● Written instruction
Print the entire listing. Each line must match the original exactly.
Start Given data
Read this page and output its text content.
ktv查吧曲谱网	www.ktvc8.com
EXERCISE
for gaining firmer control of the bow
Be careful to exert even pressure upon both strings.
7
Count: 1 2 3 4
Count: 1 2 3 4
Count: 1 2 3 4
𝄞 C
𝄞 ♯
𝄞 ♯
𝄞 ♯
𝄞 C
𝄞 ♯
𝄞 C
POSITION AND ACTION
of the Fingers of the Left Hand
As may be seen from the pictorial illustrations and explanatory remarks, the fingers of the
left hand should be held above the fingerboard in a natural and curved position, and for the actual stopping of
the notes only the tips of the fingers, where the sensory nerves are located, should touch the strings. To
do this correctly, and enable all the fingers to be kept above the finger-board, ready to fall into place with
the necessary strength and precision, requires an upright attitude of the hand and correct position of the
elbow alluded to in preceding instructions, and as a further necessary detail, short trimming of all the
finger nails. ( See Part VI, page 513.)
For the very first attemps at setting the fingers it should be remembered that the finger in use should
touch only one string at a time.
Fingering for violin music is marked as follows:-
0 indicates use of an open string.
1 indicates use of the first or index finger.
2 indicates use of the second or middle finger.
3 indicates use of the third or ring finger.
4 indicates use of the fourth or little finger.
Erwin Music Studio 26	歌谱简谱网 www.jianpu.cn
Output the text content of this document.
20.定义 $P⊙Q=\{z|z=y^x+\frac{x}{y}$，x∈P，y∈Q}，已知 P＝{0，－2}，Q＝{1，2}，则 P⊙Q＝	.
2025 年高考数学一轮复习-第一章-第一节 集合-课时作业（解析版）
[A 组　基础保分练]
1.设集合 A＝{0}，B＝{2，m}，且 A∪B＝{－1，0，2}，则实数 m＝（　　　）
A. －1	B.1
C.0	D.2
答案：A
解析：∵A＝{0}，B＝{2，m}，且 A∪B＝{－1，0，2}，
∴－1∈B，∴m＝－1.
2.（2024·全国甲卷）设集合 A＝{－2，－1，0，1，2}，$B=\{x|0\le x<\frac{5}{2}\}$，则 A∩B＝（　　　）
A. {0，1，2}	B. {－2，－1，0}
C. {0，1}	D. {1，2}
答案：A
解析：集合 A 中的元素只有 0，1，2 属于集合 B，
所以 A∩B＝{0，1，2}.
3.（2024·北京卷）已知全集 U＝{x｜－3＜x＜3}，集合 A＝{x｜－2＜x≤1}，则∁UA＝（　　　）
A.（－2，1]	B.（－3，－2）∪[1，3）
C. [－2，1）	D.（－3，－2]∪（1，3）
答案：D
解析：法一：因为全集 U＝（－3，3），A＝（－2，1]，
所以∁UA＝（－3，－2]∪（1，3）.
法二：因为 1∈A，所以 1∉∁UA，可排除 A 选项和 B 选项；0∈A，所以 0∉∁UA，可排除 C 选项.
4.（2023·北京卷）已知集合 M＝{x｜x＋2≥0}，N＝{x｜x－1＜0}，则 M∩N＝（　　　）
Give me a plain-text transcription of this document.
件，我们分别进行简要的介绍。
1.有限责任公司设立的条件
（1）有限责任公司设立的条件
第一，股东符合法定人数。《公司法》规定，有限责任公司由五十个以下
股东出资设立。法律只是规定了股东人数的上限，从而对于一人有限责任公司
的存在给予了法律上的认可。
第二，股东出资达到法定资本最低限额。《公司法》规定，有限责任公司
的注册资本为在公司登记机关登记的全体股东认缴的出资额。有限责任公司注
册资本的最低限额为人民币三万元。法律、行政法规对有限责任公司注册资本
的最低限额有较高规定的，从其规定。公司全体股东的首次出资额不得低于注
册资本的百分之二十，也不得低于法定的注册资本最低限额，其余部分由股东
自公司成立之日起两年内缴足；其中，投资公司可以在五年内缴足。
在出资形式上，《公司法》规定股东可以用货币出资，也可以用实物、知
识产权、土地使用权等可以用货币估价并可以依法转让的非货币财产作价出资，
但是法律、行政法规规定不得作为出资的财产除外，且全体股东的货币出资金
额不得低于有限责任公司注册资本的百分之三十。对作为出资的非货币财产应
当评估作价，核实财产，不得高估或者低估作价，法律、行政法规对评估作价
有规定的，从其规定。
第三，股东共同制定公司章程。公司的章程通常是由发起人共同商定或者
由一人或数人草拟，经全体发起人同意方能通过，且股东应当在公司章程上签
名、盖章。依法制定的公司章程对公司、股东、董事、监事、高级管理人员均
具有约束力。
End Given data
● Response to this exercise
Read this page and output its text content.
ktv查吧曲谱网	www.ktvc8.com
EXERCISE
for gaining firmer control of the bow
Be careful to exert even pressure upon both strings.
7
Count: 1 2 3 4
Count: 1 2 3 4
Count: 1 2 3 4
𝄞 C
𝄞 ♯
𝄞 ♯
𝄞 ♯
𝄞 C
𝄞 ♯
𝄞 C
POSITION AND ACTION
of the Fingers of the Left Hand
As may be seen from the pictorial illustrations and explanatory remarks, the fingers of the
left hand should be held above the fingerboard in a natural and curved position, and for the actual stopping of
the notes only the tips of the fingers, where the sensory nerves are located, should touch the strings. To
do this correctly, and enable all the fingers to be kept above the finger-board, ready to fall into place with
the necessary strength and precision, requires an upright attitude of the hand and correct position of the
elbow alluded to in preceding instructions, and as a further necessary detail, short trimming of all the
finger nails. ( See Part VI, page 513.)
For the very first attemps at setting the fingers it should be remembered that the finger in use should
touch only one string at a time.
Fingering for violin music is marked as follows:-
0 indicates use of an open string.
1 indicates use of the first or index finger.
2 indicates use of the second or middle finger.
3 indicates use of the third or ring finger.
4 indicates use of the fourth or little finger.
Erwin Music Studio 26	歌谱简谱网 www.jianpu.cn
Output the text content of this document.
20.定义 $P⊙Q=\{z|z=y^x+\frac{x}{y}$，x∈P，y∈Q}，已知 P＝{0，－2}，Q＝{1，2}，则 P⊙Q＝	.
2025 年高考数学一轮复习-第一章-第一节 集合-课时作业（解析版）
[A 组　基础保分练]
1.设集合 A＝{0}，B＝{2，m}，且 A∪B＝{－1，0，2}，则实数 m＝（　　　）
A. －1	B.1
C.0	D.2
答案：A
解析：∵A＝{0}，B＝{2，m}，且 A∪B＝{－1，0，2}，
∴－1∈B，∴m＝－1.
2.（2024·全国甲卷）设集合 A＝{－2，－1，0，1，2}，$B=\{x|0\le x<\frac{5}{2}\}$，则 A∩B＝（　　　）
A. {0，1，2}	B. {－2，－1，0}
C. {0，1}	D. {1，2}
答案：A
解析：集合 A 中的元素只有 0，1，2 属于集合 B，
所以 A∩B＝{0，1，2}.
3.（2024·北京卷）已知全集 U＝{x｜－3＜x＜3}，集合 A＝{x｜－2＜x≤1}，则∁UA＝（　　　）
A.（－2，1]	B.（－3，－2）∪[1，3）
C. [－2，1）	D.（－3，－2]∪（1，3）
答案：D
解析：法一：因为全集 U＝（－3，3），A＝（－2，1]，
所以∁UA＝（－3，－2]∪（1，3）.
法二：因为 1∈A，所以 1∉∁UA，可排除 A 选项和 B 选项；0∈A，所以 0∉∁UA，可排除 C 选项.
4.（2023·北京卷）已知集合 M＝{x｜x＋2≥0}，N＝{x｜x－1＜0}，则 M∩N＝（　　　）
Give me a plain-text transcription of this document.
件，我们分别进行简要的介绍。
1.有限责任公司设立的条件
（1）有限责任公司设立的条件
第一，股东符合法定人数。《公司法》规定，有限责任公司由五十个以下
股东出资设立。法律只是规定了股东人数的上限，从而对于一人有限责任公司
的存在给予了法律上的认可。
第二，股东出资达到法定资本最低限额。《公司法》规定，有限责任公司
的注册资本为在公司登记机关登记的全体股东认缴的出资额。有限责任公司注
册资本的最低限额为人民币三万元。法律、行政法规对有限责任公司注册资本
的最低限额有较高规定的，从其规定。公司全体股东的首次出资额不得低于注
册资本的百分之二十，也不得低于法定的注册资本最低限额，其余部分由股东
自公司成立之日起两年内缴足；其中，投资公司可以在五年内缴足。
在出资形式上，《公司法》规定股东可以用货币出资，也可以用实物、知
识产权、土地使用权等可以用货币估价并可以依法转让的非货币财产作价出资，
但是法律、行政法规规定不得作为出资的财产除外，且全体股东的货币出资金
额不得低于有限责任公司注册资本的百分之三十。对作为出资的非货币财产应
当评估作价，核实财产，不得高估或者低估作价，法律、行政法规对评估作价
有规定的，从其规定。
第三，股东共同制定公司章程。公司的章程通常是由发起人共同商定或者
由一人或数人草拟，经全体发起人同意方能通过，且股东应当在公司章程上签
名、盖章。依法制定的公司章程对公司、股东、董事、监事、高级管理人员均
具有约束力。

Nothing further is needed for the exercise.